**What is expected**
Restate the records below word for word.

(Dataset rows about figures)
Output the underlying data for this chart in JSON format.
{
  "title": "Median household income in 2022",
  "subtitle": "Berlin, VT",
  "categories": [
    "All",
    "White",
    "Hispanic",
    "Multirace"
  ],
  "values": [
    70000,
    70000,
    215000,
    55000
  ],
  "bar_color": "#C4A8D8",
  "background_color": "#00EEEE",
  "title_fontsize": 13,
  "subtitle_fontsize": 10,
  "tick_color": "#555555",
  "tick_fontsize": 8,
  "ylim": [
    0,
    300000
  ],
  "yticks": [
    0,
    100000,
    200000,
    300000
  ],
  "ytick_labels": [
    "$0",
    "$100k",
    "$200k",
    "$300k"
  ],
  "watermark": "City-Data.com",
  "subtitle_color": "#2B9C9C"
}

**Correct output**
Output the underlying data for this chart in JSON format.
{
  "title": "Median household income in 2022",
  "subtitle": "Berlin, VT",
  "categories": [
    "All",
    "White",
    "Hispanic",
    "Multirace"
  ],
  "values": [
    70000,
    70000,
    215000,
    55000
  ],
  "bar_color": "#C4A8D8",
  "background_color": "#00EEEE",
  "title_fontsize": 13,
  "subtitle_fontsize": 10,
  "tick_color": "#555555",
  "tick_fontsize": 8,
  "ylim": [
    0,
    300000
  ],
  "yticks": [
    0,
    100000,
    200000,
    300000
  ],
  "ytick_labels": [
    "$0",
    "$100k",
    "$200k",
    "$300k"
  ],
  "watermark": "City-Data.com",
  "subtitle_color": "#2B9C9C"
}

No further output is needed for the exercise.